• _YOUR GOAL_:
Check each line of the entries below for the string "conduttori"; copy every line where it appears.

• _EXERCISE MATERIALS_:
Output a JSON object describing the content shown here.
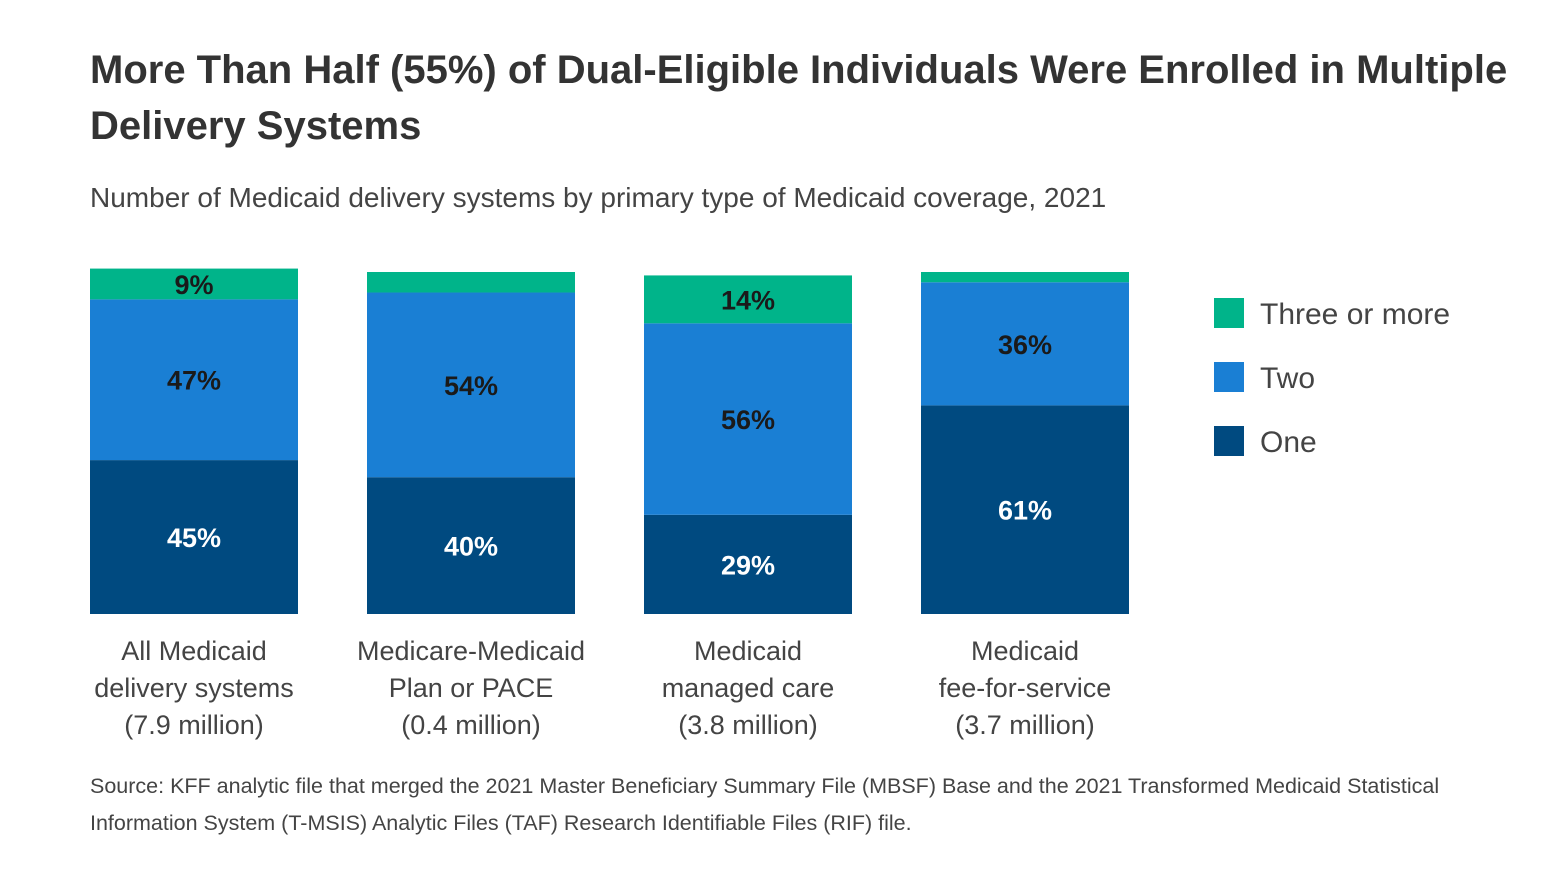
{
  "title": "More Than Half (55%) of Dual-Eligible Individuals Were Enrolled in Multiple Delivery Systems",
  "subtitle": "Number of Medicaid delivery systems by primary type of Medicaid coverage, 2021",
  "source": "Source: KFF analytic file that merged the 2021 Master Beneficiary Summary File (MBSF) Base and the 2021 Transformed Medicaid Statistical Information System (T-MSIS) Analytic Files (TAF) Research Identifiable Files (RIF) file.",
  "colors": {
    "one": "#004a80",
    "two": "#1a7fd4",
    "three_or_more": "#00b48a"
  },
  "chart_data": {
    "type": "bar",
    "stacked": true,
    "ylim": [
      0,
      100
    ],
    "categories": [
      [
        "All Medicaid",
        "delivery systems",
        "(7.9 million)"
      ],
      [
        "Medicare-Medicaid",
        "Plan or PACE",
        "(0.4 million)"
      ],
      [
        "Medicaid",
        "managed care",
        "(3.8 million)"
      ],
      [
        "Medicaid",
        "fee-for-service",
        "(3.7 million)"
      ]
    ],
    "series": [
      {
        "name": "One",
        "color_key": "one",
        "values": [
          45,
          40,
          29,
          61
        ],
        "labels": [
          "45%",
          "40%",
          "29%",
          "61%"
        ]
      },
      {
        "name": "Two",
        "color_key": "two",
        "values": [
          47,
          54,
          56,
          36
        ],
        "labels": [
          "47%",
          "54%",
          "56%",
          "36%"
        ]
      },
      {
        "name": "Three or more",
        "color_key": "three_or_more",
        "values": [
          9,
          6,
          14,
          3
        ],
        "labels": [
          "9%",
          "",
          "14%",
          ""
        ]
      }
    ],
    "legend": [
      "Three or more",
      "Two",
      "One"
    ],
    "legend_position": "right"
  }
}
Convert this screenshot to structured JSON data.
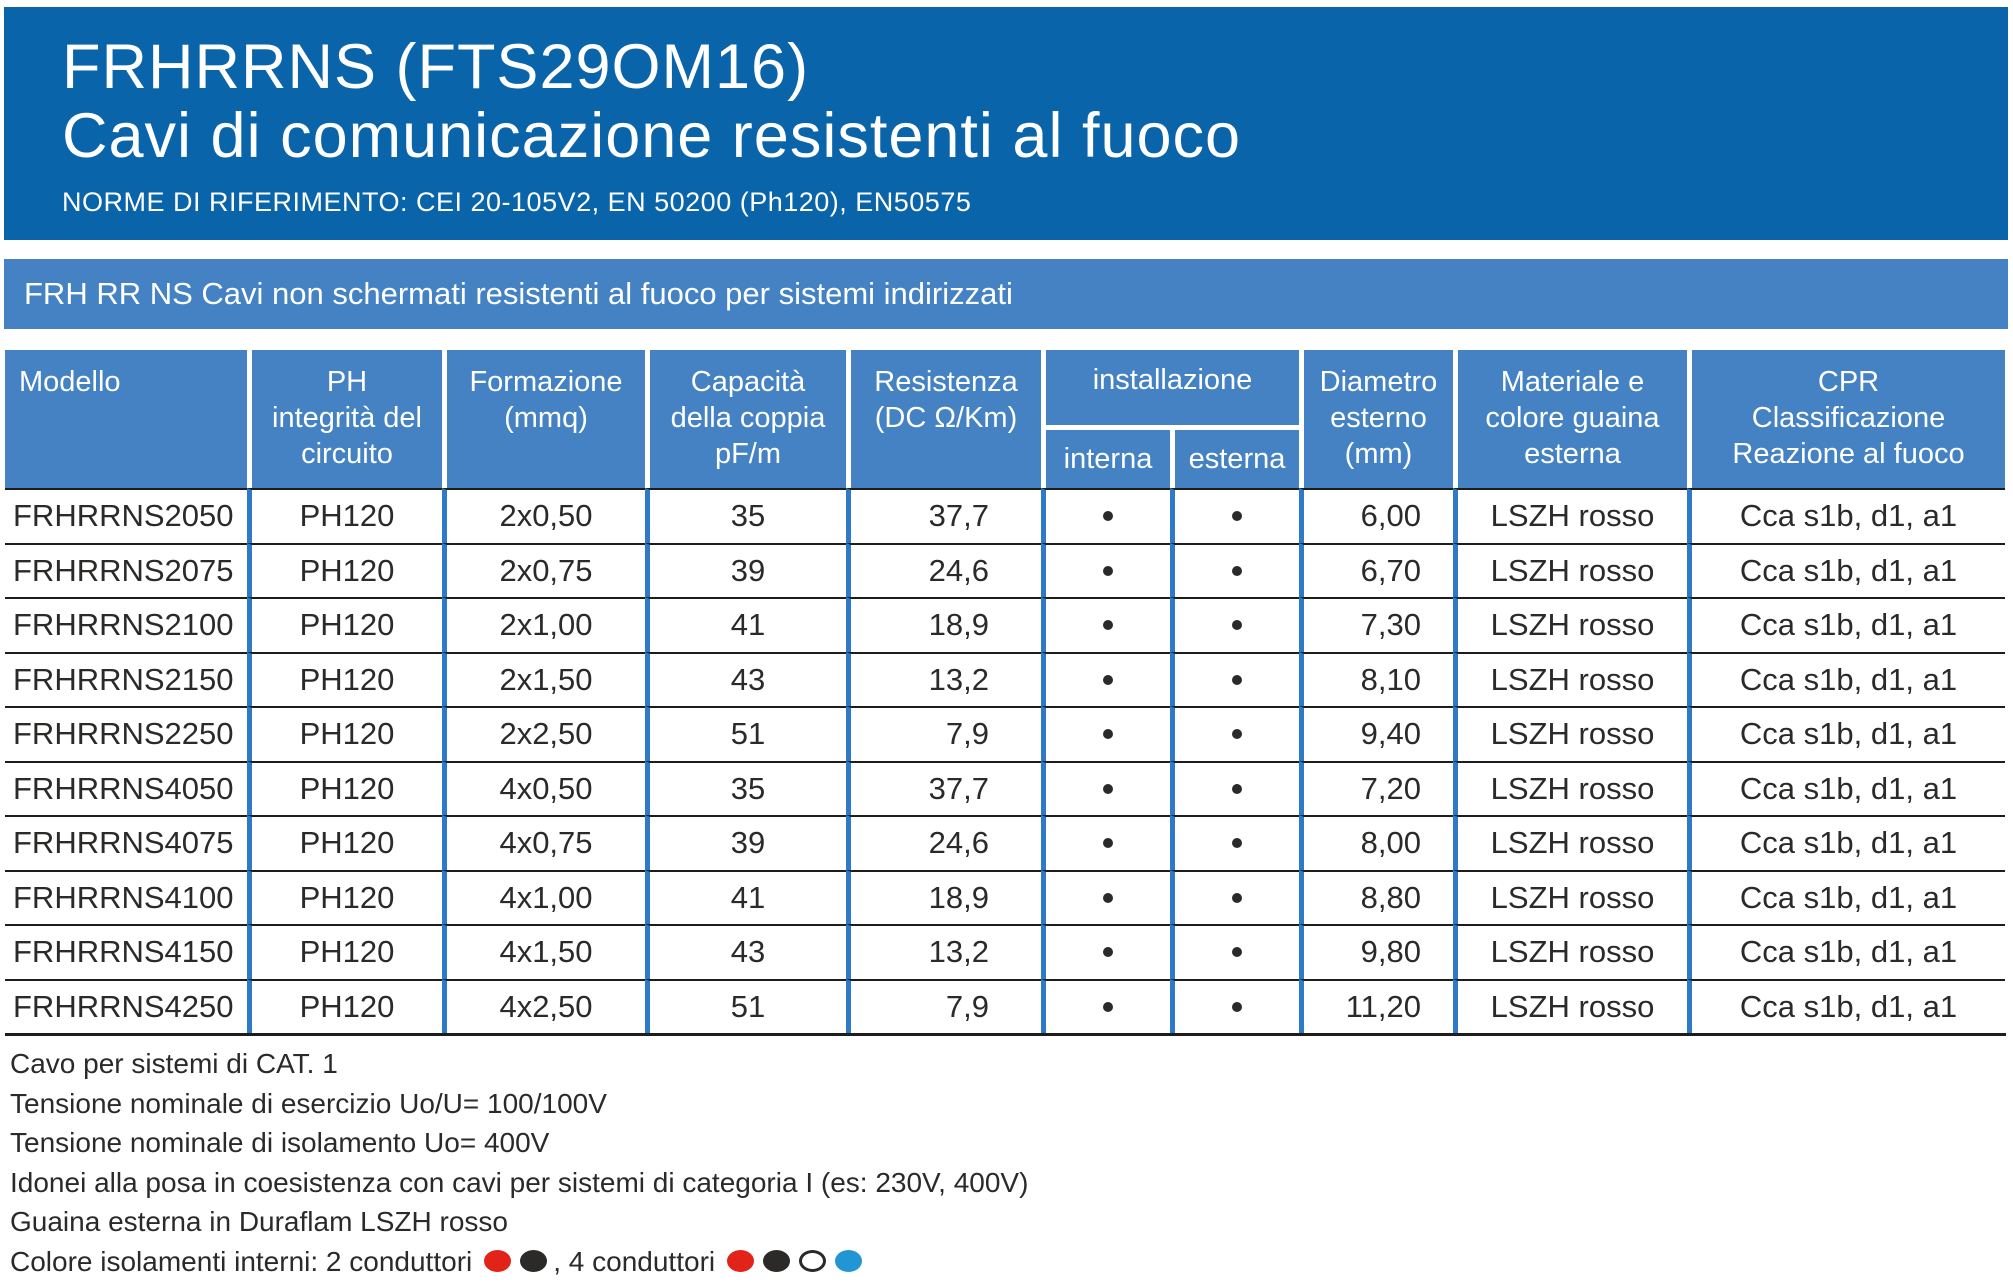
{
  "header": {
    "title_line1": "FRHRRNS (FTS29OM16)",
    "title_line2": "Cavi di comunicazione resistenti al fuoco",
    "norms": "NORME DI RIFERIMENTO: CEI 20-105V2, EN 50200 (Ph120), EN50575"
  },
  "banner": {
    "text": "FRH RR NS Cavi non schermati resistenti al fuoco per sistemi indirizzati"
  },
  "table": {
    "headers": {
      "modello": "Modello",
      "ph": "PH\nintegrità del\ncircuito",
      "formazione": "Formazione\n(mmq)",
      "capacita": "Capacità\ndella coppia\npF/m",
      "resistenza": "Resistenza\n(DC Ω/Km)",
      "installazione": "installazione",
      "interna": "interna",
      "esterna": "esterna",
      "diametro": "Diametro\nesterno\n(mm)",
      "materiale": "Materiale e\ncolore guaina\nesterna",
      "cpr": "CPR\nClassificazione\nReazione al fuoco"
    },
    "rows": [
      {
        "modello": "FRHRRNS2050",
        "ph": "PH120",
        "formazione": "2x0,50",
        "capacita": "35",
        "resistenza": "37,7",
        "interna": true,
        "esterna": true,
        "diametro": "6,00",
        "materiale": "LSZH rosso",
        "cpr": "Cca s1b, d1, a1"
      },
      {
        "modello": "FRHRRNS2075",
        "ph": "PH120",
        "formazione": "2x0,75",
        "capacita": "39",
        "resistenza": "24,6",
        "interna": true,
        "esterna": true,
        "diametro": "6,70",
        "materiale": "LSZH rosso",
        "cpr": "Cca s1b, d1, a1"
      },
      {
        "modello": "FRHRRNS2100",
        "ph": "PH120",
        "formazione": "2x1,00",
        "capacita": "41",
        "resistenza": "18,9",
        "interna": true,
        "esterna": true,
        "diametro": "7,30",
        "materiale": "LSZH rosso",
        "cpr": "Cca s1b, d1, a1"
      },
      {
        "modello": "FRHRRNS2150",
        "ph": "PH120",
        "formazione": "2x1,50",
        "capacita": "43",
        "resistenza": "13,2",
        "interna": true,
        "esterna": true,
        "diametro": "8,10",
        "materiale": "LSZH rosso",
        "cpr": "Cca s1b, d1, a1"
      },
      {
        "modello": "FRHRRNS2250",
        "ph": "PH120",
        "formazione": "2x2,50",
        "capacita": "51",
        "resistenza": "7,9",
        "interna": true,
        "esterna": true,
        "diametro": "9,40",
        "materiale": "LSZH rosso",
        "cpr": "Cca s1b, d1, a1"
      },
      {
        "modello": "FRHRRNS4050",
        "ph": "PH120",
        "formazione": "4x0,50",
        "capacita": "35",
        "resistenza": "37,7",
        "interna": true,
        "esterna": true,
        "diametro": "7,20",
        "materiale": "LSZH rosso",
        "cpr": "Cca s1b, d1, a1"
      },
      {
        "modello": "FRHRRNS4075",
        "ph": "PH120",
        "formazione": "4x0,75",
        "capacita": "39",
        "resistenza": "24,6",
        "interna": true,
        "esterna": true,
        "diametro": "8,00",
        "materiale": "LSZH rosso",
        "cpr": "Cca s1b, d1, a1"
      },
      {
        "modello": "FRHRRNS4100",
        "ph": "PH120",
        "formazione": "4x1,00",
        "capacita": "41",
        "resistenza": "18,9",
        "interna": true,
        "esterna": true,
        "diametro": "8,80",
        "materiale": "LSZH rosso",
        "cpr": "Cca s1b, d1, a1"
      },
      {
        "modello": "FRHRRNS4150",
        "ph": "PH120",
        "formazione": "4x1,50",
        "capacita": "43",
        "resistenza": "13,2",
        "interna": true,
        "esterna": true,
        "diametro": "9,80",
        "materiale": "LSZH rosso",
        "cpr": "Cca s1b, d1, a1"
      },
      {
        "modello": "FRHRRNS4250",
        "ph": "PH120",
        "formazione": "4x2,50",
        "capacita": "51",
        "resistenza": "7,9",
        "interna": true,
        "esterna": true,
        "diametro": "11,20",
        "materiale": "LSZH rosso",
        "cpr": "Cca s1b, d1, a1"
      }
    ]
  },
  "notes": {
    "lines": [
      "Cavo per sistemi di CAT. 1",
      "Tensione nominale di esercizio Uo/U= 100/100V",
      "Tensione nominale di isolamento Uo= 400V",
      "Idonei alla posa in coesistenza con cavi per sistemi di categoria I (es: 230V, 400V)",
      "Guaina esterna in Duraflam LSZH rosso"
    ]
  },
  "colors_line": {
    "prefix": "Colore isolamenti interni: 2 conduttori",
    "mid": ", 4 conduttori",
    "two_conductors": [
      "red",
      "black"
    ],
    "four_conductors": [
      "red",
      "black",
      "white",
      "blue"
    ]
  },
  "palette": {
    "header_blue": "#0a64a9",
    "band_blue": "#4482c3",
    "separator_blue": "#2e7ac8",
    "line_black": "#1d1d1b",
    "ink": "#2b2a29",
    "dot_red": "#e2231a",
    "dot_black": "#2b2a29",
    "dot_white": "#ffffff",
    "dot_blue": "#2296d4"
  }
}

• _COMPLETED EXERCISE_:
    "prefix": "Colore isolamenti interni: 2 conduttori",
    "mid": ", 4 conduttori",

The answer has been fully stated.